* [What you should do]: Without the pictures, set down the records below word for word.
▽
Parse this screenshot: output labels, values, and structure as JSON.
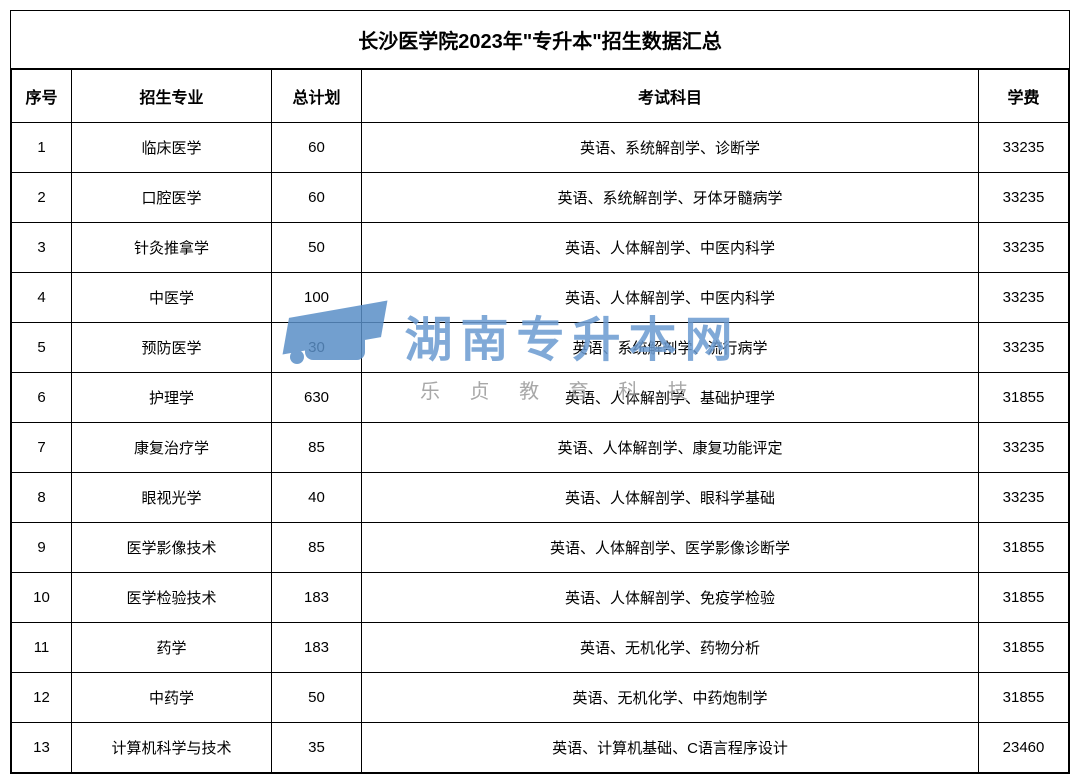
{
  "title": "长沙医学院2023年\"专升本\"招生数据汇总",
  "columns": [
    "序号",
    "招生专业",
    "总计划",
    "考试科目",
    "学费"
  ],
  "rows": [
    [
      "1",
      "临床医学",
      "60",
      "英语、系统解剖学、诊断学",
      "33235"
    ],
    [
      "2",
      "口腔医学",
      "60",
      "英语、系统解剖学、牙体牙髓病学",
      "33235"
    ],
    [
      "3",
      "针灸推拿学",
      "50",
      "英语、人体解剖学、中医内科学",
      "33235"
    ],
    [
      "4",
      "中医学",
      "100",
      "英语、人体解剖学、中医内科学",
      "33235"
    ],
    [
      "5",
      "预防医学",
      "30",
      "英语、系统解剖学、流行病学",
      "33235"
    ],
    [
      "6",
      "护理学",
      "630",
      "英语、人体解剖学、基础护理学",
      "31855"
    ],
    [
      "7",
      "康复治疗学",
      "85",
      "英语、人体解剖学、康复功能评定",
      "33235"
    ],
    [
      "8",
      "眼视光学",
      "40",
      "英语、人体解剖学、眼科学基础",
      "33235"
    ],
    [
      "9",
      "医学影像技术",
      "85",
      "英语、人体解剖学、医学影像诊断学",
      "31855"
    ],
    [
      "10",
      "医学检验技术",
      "183",
      "英语、人体解剖学、免疫学检验",
      "31855"
    ],
    [
      "11",
      "药学",
      "183",
      "英语、无机化学、药物分析",
      "31855"
    ],
    [
      "12",
      "中药学",
      "50",
      "英语、无机化学、中药炮制学",
      "31855"
    ],
    [
      "13",
      "计算机科学与技术",
      "35",
      "英语、计算机基础、C语言程序设计",
      "23460"
    ]
  ],
  "watermark": {
    "main_text": "湖南专升本网",
    "sub_text": "乐 贞 教 育 科 技",
    "main_color": "#6b9bd1",
    "sub_color": "#999999",
    "logo_color": "#5a8fc7"
  },
  "styling": {
    "border_color": "#000000",
    "background_color": "#ffffff",
    "title_fontsize": 20,
    "header_fontsize": 16,
    "cell_fontsize": 15,
    "col_widths": {
      "seq": 60,
      "major": 200,
      "plan": 90,
      "fee": 90
    }
  }
}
△
* [Expected answer]:
Parse this screenshot: output labels, values, and structure as JSON.
{
  "title": "长沙医学院2023年\"专升本\"招生数据汇总",
  "columns": [
    "序号",
    "招生专业",
    "总计划",
    "考试科目",
    "学费"
  ],
  "rows": [
    [
      "1",
      "临床医学",
      "60",
      "英语、系统解剖学、诊断学",
      "33235"
    ],
    [
      "2",
      "口腔医学",
      "60",
      "英语、系统解剖学、牙体牙髓病学",
      "33235"
    ],
    [
      "3",
      "针灸推拿学",
      "50",
      "英语、人体解剖学、中医内科学",
      "33235"
    ],
    [
      "4",
      "中医学",
      "100",
      "英语、人体解剖学、中医内科学",
      "33235"
    ],
    [
      "5",
      "预防医学",
      "30",
      "英语、系统解剖学、流行病学",
      "33235"
    ],
    [
      "6",
      "护理学",
      "630",
      "英语、人体解剖学、基础护理学",
      "31855"
    ],
    [
      "7",
      "康复治疗学",
      "85",
      "英语、人体解剖学、康复功能评定",
      "33235"
    ],
    [
      "8",
      "眼视光学",
      "40",
      "英语、人体解剖学、眼科学基础",
      "33235"
    ],
    [
      "9",
      "医学影像技术",
      "85",
      "英语、人体解剖学、医学影像诊断学",
      "31855"
    ],
    [
      "10",
      "医学检验技术",
      "183",
      "英语、人体解剖学、免疫学检验",
      "31855"
    ],
    [
      "11",
      "药学",
      "183",
      "英语、无机化学、药物分析",
      "31855"
    ],
    [
      "12",
      "中药学",
      "50",
      "英语、无机化学、中药炮制学",
      "31855"
    ],
    [
      "13",
      "计算机科学与技术",
      "35",
      "英语、计算机基础、C语言程序设计",
      "23460"
    ]
  ],
  "watermark": {
    "main_text": "湖南专升本网",
    "sub_text": "乐 贞 教 育 科 技",
    "main_color": "#6b9bd1",
    "sub_color": "#999999",
    "logo_color": "#5a8fc7"
  },
  "styling": {
    "border_color": "#000000",
    "background_color": "#ffffff",
    "title_fontsize": 20,
    "header_fontsize": 16,
    "cell_fontsize": 15,
    "col_widths": {
      "seq": 60,
      "major": 200,
      "plan": 90,
      "fee": 90
    }
  }
}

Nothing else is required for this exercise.